• _Goal_
Rewrite the material below, substituting "like-icon" for every occurrence of "heart-icon" and keeping everything else the same.

[Annotated region listings]
**********
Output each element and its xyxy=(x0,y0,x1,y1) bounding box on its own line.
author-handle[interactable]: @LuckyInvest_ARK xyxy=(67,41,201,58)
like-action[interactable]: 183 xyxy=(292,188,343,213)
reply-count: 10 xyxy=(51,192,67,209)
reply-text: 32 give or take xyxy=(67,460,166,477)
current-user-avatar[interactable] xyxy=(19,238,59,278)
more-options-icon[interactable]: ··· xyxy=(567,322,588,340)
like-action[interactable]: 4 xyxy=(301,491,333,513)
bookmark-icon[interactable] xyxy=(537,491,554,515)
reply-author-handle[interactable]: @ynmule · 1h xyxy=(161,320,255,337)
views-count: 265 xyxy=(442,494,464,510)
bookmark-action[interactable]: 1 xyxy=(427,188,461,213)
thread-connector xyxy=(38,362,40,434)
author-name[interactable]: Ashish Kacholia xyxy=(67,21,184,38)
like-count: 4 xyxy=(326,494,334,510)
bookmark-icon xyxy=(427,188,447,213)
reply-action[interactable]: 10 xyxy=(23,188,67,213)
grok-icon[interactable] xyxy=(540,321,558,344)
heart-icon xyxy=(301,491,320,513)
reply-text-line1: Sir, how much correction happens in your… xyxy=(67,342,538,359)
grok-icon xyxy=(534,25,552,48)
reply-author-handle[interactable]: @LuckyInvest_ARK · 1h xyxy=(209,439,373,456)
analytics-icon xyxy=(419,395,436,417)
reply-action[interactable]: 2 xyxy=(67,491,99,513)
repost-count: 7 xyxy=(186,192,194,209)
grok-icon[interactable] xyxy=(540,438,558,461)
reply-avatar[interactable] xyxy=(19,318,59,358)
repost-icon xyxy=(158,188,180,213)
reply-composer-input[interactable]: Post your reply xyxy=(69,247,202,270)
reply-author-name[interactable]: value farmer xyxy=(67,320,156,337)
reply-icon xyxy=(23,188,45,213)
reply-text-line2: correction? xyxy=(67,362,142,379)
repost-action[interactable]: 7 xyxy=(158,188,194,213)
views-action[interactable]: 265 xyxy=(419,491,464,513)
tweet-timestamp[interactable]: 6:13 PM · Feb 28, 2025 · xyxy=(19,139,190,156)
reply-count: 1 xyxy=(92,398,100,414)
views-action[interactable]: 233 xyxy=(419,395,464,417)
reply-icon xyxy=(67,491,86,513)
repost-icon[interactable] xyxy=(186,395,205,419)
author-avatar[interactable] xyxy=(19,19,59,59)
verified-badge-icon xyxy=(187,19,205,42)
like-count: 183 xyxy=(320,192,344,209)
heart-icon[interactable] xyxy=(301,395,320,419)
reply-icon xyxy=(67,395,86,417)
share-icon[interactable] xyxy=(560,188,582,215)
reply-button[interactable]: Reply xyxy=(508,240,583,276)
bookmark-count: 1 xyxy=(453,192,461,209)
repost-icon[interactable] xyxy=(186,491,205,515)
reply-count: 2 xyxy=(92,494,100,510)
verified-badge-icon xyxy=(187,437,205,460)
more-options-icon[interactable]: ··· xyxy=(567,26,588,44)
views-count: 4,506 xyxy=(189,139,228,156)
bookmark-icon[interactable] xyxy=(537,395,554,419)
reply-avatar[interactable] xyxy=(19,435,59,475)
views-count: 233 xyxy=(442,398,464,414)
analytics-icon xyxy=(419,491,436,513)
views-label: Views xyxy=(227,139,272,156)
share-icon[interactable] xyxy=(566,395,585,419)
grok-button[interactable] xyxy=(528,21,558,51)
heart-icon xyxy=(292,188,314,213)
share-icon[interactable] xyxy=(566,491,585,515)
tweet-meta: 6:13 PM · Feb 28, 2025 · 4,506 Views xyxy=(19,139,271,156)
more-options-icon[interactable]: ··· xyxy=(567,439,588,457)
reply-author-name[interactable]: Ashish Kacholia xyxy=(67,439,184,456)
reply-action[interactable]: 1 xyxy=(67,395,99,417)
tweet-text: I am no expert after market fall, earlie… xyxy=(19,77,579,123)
**********
• _Output of the exercise_
Output each element and its xyxy=(x0,y0,x1,y1) bounding box on its own line.
author-handle[interactable]: @LuckyInvest_ARK xyxy=(67,41,201,58)
like-action[interactable]: 183 xyxy=(292,188,343,213)
reply-count: 10 xyxy=(51,192,67,209)
reply-text: 32 give or take xyxy=(67,460,166,477)
current-user-avatar[interactable] xyxy=(19,238,59,278)
more-options-icon[interactable]: ··· xyxy=(567,322,588,340)
like-action[interactable]: 4 xyxy=(301,491,333,513)
bookmark-icon[interactable] xyxy=(537,491,554,515)
reply-author-handle[interactable]: @ynmule · 1h xyxy=(161,320,255,337)
views-count: 265 xyxy=(442,494,464,510)
bookmark-action[interactable]: 1 xyxy=(427,188,461,213)
thread-connector xyxy=(38,362,40,434)
author-name[interactable]: Ashish Kacholia xyxy=(67,21,184,38)
like-count: 4 xyxy=(326,494,334,510)
bookmark-icon xyxy=(427,188,447,213)
reply-action[interactable]: 10 xyxy=(23,188,67,213)
grok-icon[interactable] xyxy=(540,321,558,344)
like-icon xyxy=(301,491,320,513)
reply-text-line1: Sir, how much correction happens in your… xyxy=(67,342,538,359)
grok-icon xyxy=(534,25,552,48)
reply-author-handle[interactable]: @LuckyInvest_ARK · 1h xyxy=(209,439,373,456)
analytics-icon xyxy=(419,395,436,417)
reply-action[interactable]: 2 xyxy=(67,491,99,513)
repost-count: 7 xyxy=(186,192,194,209)
grok-icon[interactable] xyxy=(540,438,558,461)
reply-avatar[interactable] xyxy=(19,318,59,358)
repost-icon xyxy=(158,188,180,213)
reply-composer-input[interactable]: Post your reply xyxy=(69,247,202,270)
reply-author-name[interactable]: value farmer xyxy=(67,320,156,337)
reply-icon xyxy=(23,188,45,213)
reply-text-line2: correction? xyxy=(67,362,142,379)
repost-action[interactable]: 7 xyxy=(158,188,194,213)
views-action[interactable]: 265 xyxy=(419,491,464,513)
tweet-timestamp[interactable]: 6:13 PM · Feb 28, 2025 · xyxy=(19,139,190,156)
reply-count: 1 xyxy=(92,398,100,414)
views-action[interactable]: 233 xyxy=(419,395,464,417)
reply-icon xyxy=(67,491,86,513)
repost-icon[interactable] xyxy=(186,395,205,419)
author-avatar[interactable] xyxy=(19,19,59,59)
verified-badge-icon xyxy=(187,19,205,42)
like-count: 183 xyxy=(320,192,344,209)
like-icon[interactable] xyxy=(301,395,320,419)
reply-icon xyxy=(67,395,86,417)
share-icon[interactable] xyxy=(560,188,582,215)
reply-button[interactable]: Reply xyxy=(508,240,583,276)
bookmark-count: 1 xyxy=(453,192,461,209)
repost-icon[interactable] xyxy=(186,491,205,515)
reply-count: 2 xyxy=(92,494,100,510)
verified-badge-icon xyxy=(187,437,205,460)
more-options-icon[interactable]: ··· xyxy=(567,26,588,44)
views-count: 4,506 xyxy=(189,139,228,156)
bookmark-icon[interactable] xyxy=(537,395,554,419)
reply-avatar[interactable] xyxy=(19,435,59,475)
views-count: 233 xyxy=(442,398,464,414)
analytics-icon xyxy=(419,491,436,513)
views-label: Views xyxy=(227,139,272,156)
share-icon[interactable] xyxy=(566,395,585,419)
grok-button[interactable] xyxy=(528,21,558,51)
like-icon xyxy=(292,188,314,213)
share-icon[interactable] xyxy=(566,491,585,515)
tweet-meta: 6:13 PM · Feb 28, 2025 · 4,506 Views xyxy=(19,139,271,156)
more-options-icon[interactable]: ··· xyxy=(567,439,588,457)
reply-author-name[interactable]: Ashish Kacholia xyxy=(67,439,184,456)
reply-action[interactable]: 1 xyxy=(67,395,99,417)
tweet-text: I am no expert after market fall, earlie… xyxy=(19,77,579,123)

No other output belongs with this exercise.